## WHAT THE TASK REQUIRES
Reproduce every line of the material below, but drop the pictures.

## RECORDS FOR THIS TASK
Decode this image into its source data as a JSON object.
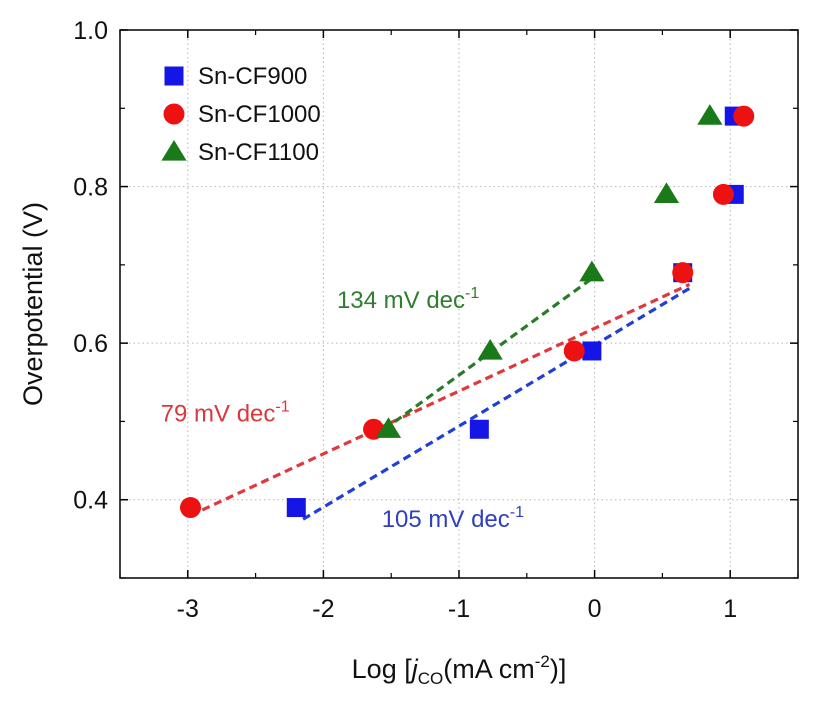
{
  "chart_data": {
    "type": "scatter",
    "xlabel": {
      "prefix": "Log [",
      "italic": "j",
      "sub": "CO",
      "middle": "(mA cm",
      "sup": "-2",
      "suffix": ")]"
    },
    "ylabel": "Overpotential (V)",
    "xlim": [
      -3.5,
      1.5
    ],
    "ylim": [
      0.3,
      1.0
    ],
    "x_ticks": [
      -3,
      -2,
      -1,
      0,
      1
    ],
    "x_tick_labels": [
      "-3",
      "-2",
      "-1",
      "0",
      "1"
    ],
    "y_ticks": [
      0.4,
      0.6,
      0.8,
      1.0
    ],
    "y_tick_labels": [
      "0.4",
      "0.6",
      "0.8",
      "1.0"
    ],
    "grid": true,
    "legend_position": "top-left",
    "series": [
      {
        "name": "Sn-CF900",
        "marker": "square",
        "color": "#1515e8",
        "x": [
          -2.2,
          -0.85,
          -0.02,
          0.65,
          1.03
        ],
        "y": [
          0.39,
          0.49,
          0.59,
          0.69,
          0.79
        ]
      },
      {
        "name": "Sn-CF1000",
        "marker": "circle",
        "color": "#ee1111",
        "x": [
          -2.98,
          -1.63,
          -0.15,
          0.65,
          0.95,
          1.1
        ],
        "y": [
          0.39,
          0.49,
          0.59,
          0.69,
          0.79,
          0.89
        ]
      },
      {
        "name": "Sn-CF1100",
        "marker": "triangle",
        "color": "#1a7a1a",
        "x": [
          -1.52,
          -0.77,
          -0.02,
          0.53,
          0.85
        ],
        "y": [
          0.49,
          0.59,
          0.69,
          0.79,
          0.89
        ]
      }
    ],
    "extra_points": [
      {
        "x": 1.03,
        "y": 0.89,
        "marker": "square",
        "color": "#1515e8"
      }
    ],
    "fit_lines": [
      {
        "color": "#1f3fd6",
        "x": [
          -2.15,
          0.7
        ],
        "y": [
          0.375,
          0.67
        ]
      },
      {
        "color": "#e0383c",
        "x": [
          -2.98,
          0.7
        ],
        "y": [
          0.38,
          0.675
        ]
      },
      {
        "color": "#2a7a2a",
        "x": [
          -1.55,
          0.0
        ],
        "y": [
          0.49,
          0.685
        ]
      }
    ],
    "annotations": [
      {
        "text": "134 mV dec",
        "sup": "-1",
        "color": "#2f7d2f",
        "x": -1.9,
        "y": 0.645
      },
      {
        "text": "79 mV dec",
        "sup": "-1",
        "color": "#d9383c",
        "x": -3.2,
        "y": 0.5
      },
      {
        "text": "105 mV dec",
        "sup": "-1",
        "color": "#2f3fc0",
        "x": -1.57,
        "y": 0.365
      }
    ]
  }
}
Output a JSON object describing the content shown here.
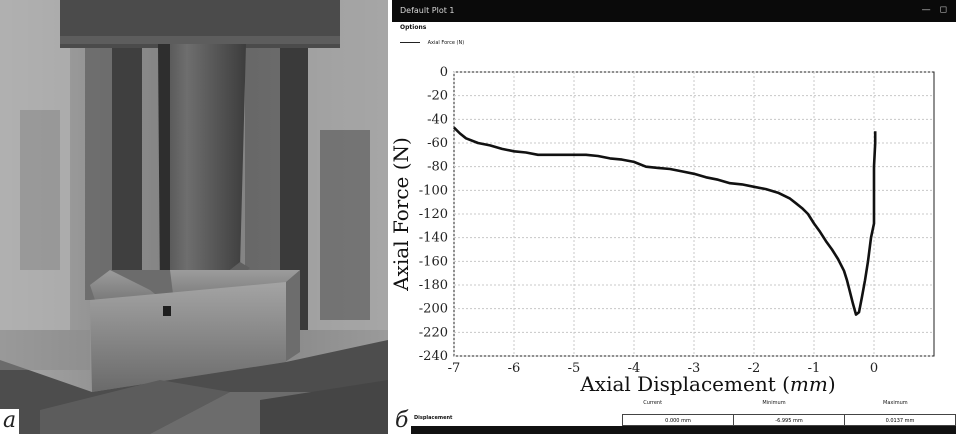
{
  "photo": {
    "panel_letter": "a"
  },
  "screen": {
    "panel_letter": "б",
    "window_title": "Default Plot 1",
    "window_buttons": "— ◻",
    "options_label": "Options",
    "legend_label": "Axial Force (N)",
    "bottom": {
      "displacement_label": "Displacement",
      "readout_headers": [
        "Current",
        "Minimum",
        "Maximum"
      ],
      "readout_values": [
        "0.000 mm",
        "-6.995 mm",
        "0.0137 mm"
      ]
    }
  },
  "chart_data": {
    "type": "line",
    "title": "",
    "xlabel": "Axial Displacement (mm)",
    "xlabel_prefix": "Axial Displacement (",
    "xlabel_unit": "mm",
    "xlabel_suffix": ")",
    "ylabel": "Axial Force (N)",
    "xlim": [
      -7,
      1
    ],
    "ylim": [
      -240,
      0
    ],
    "x_ticks": [
      -7,
      -6,
      -5,
      -4,
      -3,
      -2,
      -1,
      0
    ],
    "y_ticks": [
      0,
      -20,
      -40,
      -60,
      -80,
      -100,
      -120,
      -140,
      -160,
      -180,
      -200,
      -220,
      -240
    ],
    "grid": true,
    "series": [
      {
        "name": "Axial Force (N)",
        "x": [
          -7.0,
          -6.9,
          -6.8,
          -6.6,
          -6.4,
          -6.2,
          -6.0,
          -5.8,
          -5.6,
          -5.4,
          -5.2,
          -5.0,
          -4.8,
          -4.6,
          -4.4,
          -4.2,
          -4.0,
          -3.8,
          -3.6,
          -3.4,
          -3.2,
          -3.0,
          -2.8,
          -2.6,
          -2.4,
          -2.2,
          -2.0,
          -1.8,
          -1.6,
          -1.4,
          -1.3,
          -1.2,
          -1.1,
          -1.0,
          -0.9,
          -0.8,
          -0.7,
          -0.6,
          -0.5,
          -0.45,
          -0.4,
          -0.35,
          -0.3,
          -0.25,
          -0.2,
          -0.15,
          -0.1,
          -0.05,
          0.0,
          0.0,
          0.02,
          0.02
        ],
        "y": [
          -47,
          -52,
          -56,
          -60,
          -62,
          -65,
          -67,
          -68,
          -70,
          -70,
          -70,
          -70,
          -70,
          -71,
          -73,
          -74,
          -76,
          -80,
          -81,
          -82,
          -84,
          -86,
          -89,
          -91,
          -94,
          -95,
          -97,
          -99,
          -102,
          -107,
          -111,
          -115,
          -120,
          -128,
          -135,
          -143,
          -150,
          -158,
          -168,
          -176,
          -186,
          -196,
          -205,
          -203,
          -190,
          -176,
          -160,
          -140,
          -128,
          -80,
          -60,
          -50
        ]
      }
    ]
  }
}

## ANSWER TO THIS PROBLEM
Decode this image into its source data as a JSON object.
{
  "chart_data": {
    "type": "scatter",
    "xlabel": {
      "prefix": "Log [",
      "italic": "j",
      "sub": "CO",
      "middle": "(mA cm",
      "sup": "-2",
      "suffix": ")]"
    },
    "ylabel": "Overpotential (V)",
    "xlim": [
      -3.5,
      1.5
    ],
    "ylim": [
      0.3,
      1.0
    ],
    "x_ticks": [
      -3,
      -2,
      -1,
      0,
      1
    ],
    "x_tick_labels": [
      "-3",
      "-2",
      "-1",
      "0",
      "1"
    ],
    "y_ticks": [
      0.4,
      0.6,
      0.8,
      1.0
    ],
    "y_tick_labels": [
      "0.4",
      "0.6",
      "0.8",
      "1.0"
    ],
    "grid": true,
    "legend_position": "top-left",
    "series": [
      {
        "name": "Sn-CF900",
        "marker": "square",
        "color": "#1515e8",
        "x": [
          -2.2,
          -0.85,
          -0.02,
          0.65,
          1.03
        ],
        "y": [
          0.39,
          0.49,
          0.59,
          0.69,
          0.79
        ]
      },
      {
        "name": "Sn-CF1000",
        "marker": "circle",
        "color": "#ee1111",
        "x": [
          -2.98,
          -1.63,
          -0.15,
          0.65,
          0.95,
          1.1
        ],
        "y": [
          0.39,
          0.49,
          0.59,
          0.69,
          0.79,
          0.89
        ]
      },
      {
        "name": "Sn-CF1100",
        "marker": "triangle",
        "color": "#1a7a1a",
        "x": [
          -1.52,
          -0.77,
          -0.02,
          0.53,
          0.85
        ],
        "y": [
          0.49,
          0.59,
          0.69,
          0.79,
          0.89
        ]
      }
    ],
    "extra_points": [
      {
        "x": 1.03,
        "y": 0.89,
        "marker": "square",
        "color": "#1515e8"
      }
    ],
    "fit_lines": [
      {
        "color": "#1f3fd6",
        "x": [
          -2.15,
          0.7
        ],
        "y": [
          0.375,
          0.67
        ]
      },
      {
        "color": "#e0383c",
        "x": [
          -2.98,
          0.7
        ],
        "y": [
          0.38,
          0.675
        ]
      },
      {
        "color": "#2a7a2a",
        "x": [
          -1.55,
          0.0
        ],
        "y": [
          0.49,
          0.685
        ]
      }
    ],
    "annotations": [
      {
        "text": "134 mV dec",
        "sup": "-1",
        "color": "#2f7d2f",
        "x": -1.9,
        "y": 0.645
      },
      {
        "text": "79 mV dec",
        "sup": "-1",
        "color": "#d9383c",
        "x": -3.2,
        "y": 0.5
      },
      {
        "text": "105 mV dec",
        "sup": "-1",
        "color": "#2f3fc0",
        "x": -1.57,
        "y": 0.365
      }
    ]
  }
}
Output a JSON object describing the content shown here.
{
  "photo": {
    "panel_letter": "a"
  },
  "screen": {
    "panel_letter": "б",
    "window_title": "Default Plot 1",
    "window_buttons": "— ◻",
    "options_label": "Options",
    "legend_label": "Axial Force (N)",
    "bottom": {
      "displacement_label": "Displacement",
      "readout_headers": [
        "Current",
        "Minimum",
        "Maximum"
      ],
      "readout_values": [
        "0.000 mm",
        "-6.995 mm",
        "0.0137 mm"
      ]
    }
  },
  "chart_data": {
    "type": "line",
    "title": "",
    "xlabel": "Axial Displacement (mm)",
    "xlabel_prefix": "Axial Displacement (",
    "xlabel_unit": "mm",
    "xlabel_suffix": ")",
    "ylabel": "Axial Force (N)",
    "xlim": [
      -7,
      1
    ],
    "ylim": [
      -240,
      0
    ],
    "x_ticks": [
      -7,
      -6,
      -5,
      -4,
      -3,
      -2,
      -1,
      0
    ],
    "y_ticks": [
      0,
      -20,
      -40,
      -60,
      -80,
      -100,
      -120,
      -140,
      -160,
      -180,
      -200,
      -220,
      -240
    ],
    "grid": true,
    "series": [
      {
        "name": "Axial Force (N)",
        "x": [
          -7.0,
          -6.9,
          -6.8,
          -6.6,
          -6.4,
          -6.2,
          -6.0,
          -5.8,
          -5.6,
          -5.4,
          -5.2,
          -5.0,
          -4.8,
          -4.6,
          -4.4,
          -4.2,
          -4.0,
          -3.8,
          -3.6,
          -3.4,
          -3.2,
          -3.0,
          -2.8,
          -2.6,
          -2.4,
          -2.2,
          -2.0,
          -1.8,
          -1.6,
          -1.4,
          -1.3,
          -1.2,
          -1.1,
          -1.0,
          -0.9,
          -0.8,
          -0.7,
          -0.6,
          -0.5,
          -0.45,
          -0.4,
          -0.35,
          -0.3,
          -0.25,
          -0.2,
          -0.15,
          -0.1,
          -0.05,
          0.0,
          0.0,
          0.02,
          0.02
        ],
        "y": [
          -47,
          -52,
          -56,
          -60,
          -62,
          -65,
          -67,
          -68,
          -70,
          -70,
          -70,
          -70,
          -70,
          -71,
          -73,
          -74,
          -76,
          -80,
          -81,
          -82,
          -84,
          -86,
          -89,
          -91,
          -94,
          -95,
          -97,
          -99,
          -102,
          -107,
          -111,
          -115,
          -120,
          -128,
          -135,
          -143,
          -150,
          -158,
          -168,
          -176,
          -186,
          -196,
          -205,
          -203,
          -190,
          -176,
          -160,
          -140,
          -128,
          -80,
          -60,
          -50
        ]
      }
    ]
  }
}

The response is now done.